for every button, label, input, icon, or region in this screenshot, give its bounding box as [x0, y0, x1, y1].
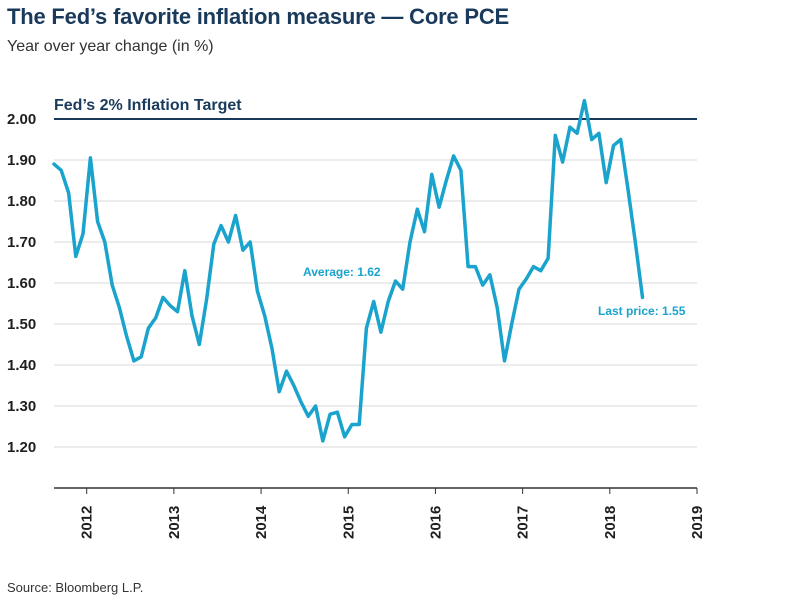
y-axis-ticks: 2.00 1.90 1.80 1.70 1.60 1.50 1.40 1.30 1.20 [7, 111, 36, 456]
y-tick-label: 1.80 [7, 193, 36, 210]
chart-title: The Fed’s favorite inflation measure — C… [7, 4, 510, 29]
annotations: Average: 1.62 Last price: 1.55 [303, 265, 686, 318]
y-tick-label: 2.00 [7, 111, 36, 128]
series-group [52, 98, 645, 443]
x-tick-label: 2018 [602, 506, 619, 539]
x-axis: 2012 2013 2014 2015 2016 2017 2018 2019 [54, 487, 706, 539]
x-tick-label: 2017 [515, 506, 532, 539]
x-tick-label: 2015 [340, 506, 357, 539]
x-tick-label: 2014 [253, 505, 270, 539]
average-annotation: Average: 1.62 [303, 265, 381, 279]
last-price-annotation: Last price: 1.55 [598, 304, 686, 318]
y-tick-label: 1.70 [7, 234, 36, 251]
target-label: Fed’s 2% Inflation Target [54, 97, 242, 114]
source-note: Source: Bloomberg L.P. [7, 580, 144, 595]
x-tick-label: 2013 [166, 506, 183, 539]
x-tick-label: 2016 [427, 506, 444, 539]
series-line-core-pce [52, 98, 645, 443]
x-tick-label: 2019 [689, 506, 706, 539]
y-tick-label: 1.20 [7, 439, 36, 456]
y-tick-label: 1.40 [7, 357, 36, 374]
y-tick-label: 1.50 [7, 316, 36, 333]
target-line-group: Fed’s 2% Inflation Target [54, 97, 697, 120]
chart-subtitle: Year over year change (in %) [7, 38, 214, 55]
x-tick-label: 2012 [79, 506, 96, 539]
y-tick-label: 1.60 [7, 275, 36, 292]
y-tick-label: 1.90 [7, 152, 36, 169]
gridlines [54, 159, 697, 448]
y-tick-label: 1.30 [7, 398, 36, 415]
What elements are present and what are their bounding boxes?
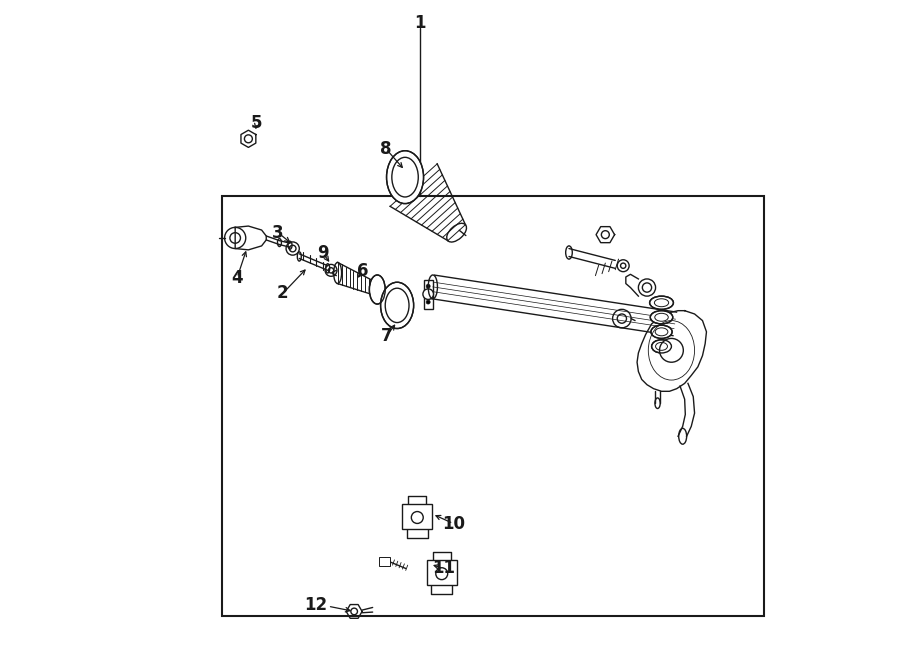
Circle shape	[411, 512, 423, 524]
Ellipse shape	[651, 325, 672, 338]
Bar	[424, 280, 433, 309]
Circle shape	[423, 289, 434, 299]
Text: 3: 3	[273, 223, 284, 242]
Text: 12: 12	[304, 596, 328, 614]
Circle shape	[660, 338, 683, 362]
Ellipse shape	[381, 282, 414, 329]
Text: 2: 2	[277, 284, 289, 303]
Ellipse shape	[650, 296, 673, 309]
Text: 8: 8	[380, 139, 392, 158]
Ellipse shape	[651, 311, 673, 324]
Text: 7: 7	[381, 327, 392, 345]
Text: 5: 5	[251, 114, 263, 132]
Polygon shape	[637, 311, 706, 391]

• _作業内容_: 上記の資料の全行を一字一句変えずに書き写してください。画像は回答に含めないでください。

• _回答欄_:
for every button, label, input, icon, or region in this screenshot, give its bounding box as [x0, y0, x1, y1].
y-axis-ticks: 2.00 1.90 1.80 1.70 1.60 1.50 1.40 1.30 1.20 [7, 111, 36, 456]
y-tick-label: 1.80 [7, 193, 36, 210]
chart-title: The Fed’s favorite inflation measure — C… [7, 4, 510, 29]
annotations: Average: 1.62 Last price: 1.55 [303, 265, 686, 318]
y-tick-label: 2.00 [7, 111, 36, 128]
series-group [52, 98, 645, 443]
x-tick-label: 2018 [602, 506, 619, 539]
x-axis: 2012 2013 2014 2015 2016 2017 2018 2019 [54, 487, 706, 539]
x-tick-label: 2017 [515, 506, 532, 539]
x-tick-label: 2015 [340, 506, 357, 539]
x-tick-label: 2014 [253, 505, 270, 539]
average-annotation: Average: 1.62 [303, 265, 381, 279]
last-price-annotation: Last price: 1.55 [598, 304, 686, 318]
y-tick-label: 1.70 [7, 234, 36, 251]
target-label: Fed’s 2% Inflation Target [54, 97, 242, 114]
source-note: Source: Bloomberg L.P. [7, 580, 144, 595]
x-tick-label: 2013 [166, 506, 183, 539]
x-tick-label: 2016 [427, 506, 444, 539]
series-line-core-pce [52, 98, 645, 443]
x-tick-label: 2019 [689, 506, 706, 539]
y-tick-label: 1.20 [7, 439, 36, 456]
y-tick-label: 1.40 [7, 357, 36, 374]
y-tick-label: 1.50 [7, 316, 36, 333]
target-line-group: Fed’s 2% Inflation Target [54, 97, 697, 120]
chart-subtitle: Year over year change (in %) [7, 38, 214, 55]
x-tick-label: 2012 [79, 506, 96, 539]
y-tick-label: 1.60 [7, 275, 36, 292]
y-tick-label: 1.90 [7, 152, 36, 169]
gridlines [54, 159, 697, 448]
y-tick-label: 1.30 [7, 398, 36, 415]
What elements are present and what are their bounding boxes?
Circle shape	[411, 512, 423, 524]
Ellipse shape	[651, 325, 672, 338]
Bar	[424, 280, 433, 309]
Circle shape	[423, 289, 434, 299]
Text: 3: 3	[273, 223, 284, 242]
Text: 12: 12	[304, 596, 328, 614]
Circle shape	[660, 338, 683, 362]
Ellipse shape	[381, 282, 414, 329]
Text: 2: 2	[277, 284, 289, 303]
Ellipse shape	[650, 296, 673, 309]
Text: 8: 8	[380, 139, 392, 158]
Ellipse shape	[651, 311, 673, 324]
Text: 7: 7	[381, 327, 392, 345]
Text: 5: 5	[251, 114, 263, 132]
Polygon shape	[637, 311, 706, 391]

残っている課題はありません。